EXERCISE SET
a) According to the Medicare Part D explainer, in what year was Part D added to the Medicare program?
b) From the Medicare Part D explainer, output the part that opens with the words containing "What Is Medicare Part D?" and closes with "plan to plan.".
c) List the four things that the Medicare Part D explainer says each Part D plan has its own version of.

PASSAGE PROVIDED

What Is Medicare Part D — Prescription Drug Coverage?

Prescription drugs can be one of the most significant health care expenses in retirement — and Medicare Part D is the program designed to help cover them. Here is a complete, plain-language explanation of how Part D works, what it costs, how to choose the right plan, and what changed in 2025 and 2026 that makes drug coverage more valuable than ever.

What Is Medicare Part D?

Medicare Part D is the prescription drug benefit under Medicare. It was added to the Medicare program in 2006 under the Medicare Modernization Act, giving Medicare beneficiaries access to subsidized prescription drug coverage for the first time. Before Part D existed, many Medicare recipients faced catastrophic out-of-pocket drug costs with no insurance protection whatsoever.

Part D plans are offered by private insurance companies approved and regulated by Medicare. Each plan has its own list of covered medications — called a formulary — its own cost structure, its own pharmacy network, and its own monthly premium. Medicare sets the rules all Part D plans must follow, but the specific details vary significantly from plan to plan.

Part D coverage is available in two ways: as a standalone Part D plan that works alongside Original Medicare and a Medigap plan, or as drug coverage built into a Medicare Advantage plan that bundles medical and drug benefits together. If you have Medicare Advantage, drug coverage is usually already included — you do not need a separate Part D plan.

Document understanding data
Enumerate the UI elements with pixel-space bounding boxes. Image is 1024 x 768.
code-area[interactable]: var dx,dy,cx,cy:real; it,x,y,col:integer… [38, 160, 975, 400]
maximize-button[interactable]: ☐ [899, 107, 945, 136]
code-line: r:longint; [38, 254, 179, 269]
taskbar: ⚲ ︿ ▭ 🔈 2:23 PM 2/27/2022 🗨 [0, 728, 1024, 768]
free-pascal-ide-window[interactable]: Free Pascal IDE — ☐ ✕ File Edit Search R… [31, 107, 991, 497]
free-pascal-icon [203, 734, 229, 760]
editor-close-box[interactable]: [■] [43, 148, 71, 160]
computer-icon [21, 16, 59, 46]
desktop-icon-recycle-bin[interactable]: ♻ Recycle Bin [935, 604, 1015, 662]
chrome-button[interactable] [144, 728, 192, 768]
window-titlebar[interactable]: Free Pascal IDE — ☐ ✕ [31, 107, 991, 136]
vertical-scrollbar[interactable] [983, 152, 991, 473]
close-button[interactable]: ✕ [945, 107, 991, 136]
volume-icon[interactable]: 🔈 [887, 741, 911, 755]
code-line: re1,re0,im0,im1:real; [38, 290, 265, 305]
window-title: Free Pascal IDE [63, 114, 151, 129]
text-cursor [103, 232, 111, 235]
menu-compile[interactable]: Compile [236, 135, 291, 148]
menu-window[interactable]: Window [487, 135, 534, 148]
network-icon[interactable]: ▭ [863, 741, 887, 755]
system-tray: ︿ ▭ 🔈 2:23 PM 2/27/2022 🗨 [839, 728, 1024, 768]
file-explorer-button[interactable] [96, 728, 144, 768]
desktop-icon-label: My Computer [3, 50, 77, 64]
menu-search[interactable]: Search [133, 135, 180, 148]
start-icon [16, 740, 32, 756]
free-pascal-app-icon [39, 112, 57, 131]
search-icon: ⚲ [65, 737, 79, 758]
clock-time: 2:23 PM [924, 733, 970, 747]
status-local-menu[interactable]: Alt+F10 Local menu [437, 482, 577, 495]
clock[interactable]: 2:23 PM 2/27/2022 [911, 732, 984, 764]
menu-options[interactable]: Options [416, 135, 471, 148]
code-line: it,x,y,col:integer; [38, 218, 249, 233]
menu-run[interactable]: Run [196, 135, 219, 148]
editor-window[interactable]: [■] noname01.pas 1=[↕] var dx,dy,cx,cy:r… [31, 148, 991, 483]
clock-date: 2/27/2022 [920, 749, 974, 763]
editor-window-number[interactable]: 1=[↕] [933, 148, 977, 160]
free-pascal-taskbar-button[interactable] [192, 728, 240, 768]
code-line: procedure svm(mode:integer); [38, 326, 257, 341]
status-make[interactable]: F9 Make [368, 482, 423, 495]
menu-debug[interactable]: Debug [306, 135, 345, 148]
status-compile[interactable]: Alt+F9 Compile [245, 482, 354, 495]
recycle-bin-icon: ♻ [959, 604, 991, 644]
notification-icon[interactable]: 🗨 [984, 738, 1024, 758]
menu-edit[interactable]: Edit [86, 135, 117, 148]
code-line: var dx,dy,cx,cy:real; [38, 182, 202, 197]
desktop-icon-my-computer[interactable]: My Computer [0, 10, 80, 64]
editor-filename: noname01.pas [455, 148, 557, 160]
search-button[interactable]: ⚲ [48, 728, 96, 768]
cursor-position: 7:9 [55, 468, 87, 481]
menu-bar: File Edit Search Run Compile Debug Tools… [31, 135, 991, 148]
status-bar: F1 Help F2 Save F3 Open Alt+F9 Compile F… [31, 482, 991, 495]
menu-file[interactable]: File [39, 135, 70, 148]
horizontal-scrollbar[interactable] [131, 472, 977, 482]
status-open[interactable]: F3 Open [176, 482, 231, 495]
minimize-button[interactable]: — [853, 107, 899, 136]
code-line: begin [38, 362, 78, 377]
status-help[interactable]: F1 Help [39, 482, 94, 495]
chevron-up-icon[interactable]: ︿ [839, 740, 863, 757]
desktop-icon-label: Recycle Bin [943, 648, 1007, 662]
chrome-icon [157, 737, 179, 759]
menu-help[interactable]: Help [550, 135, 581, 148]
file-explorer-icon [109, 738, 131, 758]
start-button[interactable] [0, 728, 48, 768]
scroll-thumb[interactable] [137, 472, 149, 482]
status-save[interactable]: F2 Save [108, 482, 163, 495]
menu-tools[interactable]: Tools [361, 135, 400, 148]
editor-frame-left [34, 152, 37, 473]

RESPONSES
a) 2006

b)
What Is Medicare Part D?

Medicare Part D is the prescription drug benefit under Medicare. It was added to the Medicare program in 2006 under the Medicare Modernization Act, giving Medicare beneficiaries access to subsidized prescription drug coverage for the first time. Before Part D existed, many Medicare recipients faced catastrophic out-of-pocket drug costs with no insurance protection whatsoever.

Part D plans are offered by private insurance companies approved and regulated by Medicare. Each plan has its own list of covered medications — called a formulary — its own cost structure, its own pharmacy network, and its own monthly premium. Medicare sets the rules all Part D plans must follow, but the specific details vary significantly from plan to plan.

c)
- A list of covered medications (a formulary)
- A cost structure
- A pharmacy network
- A monthly premium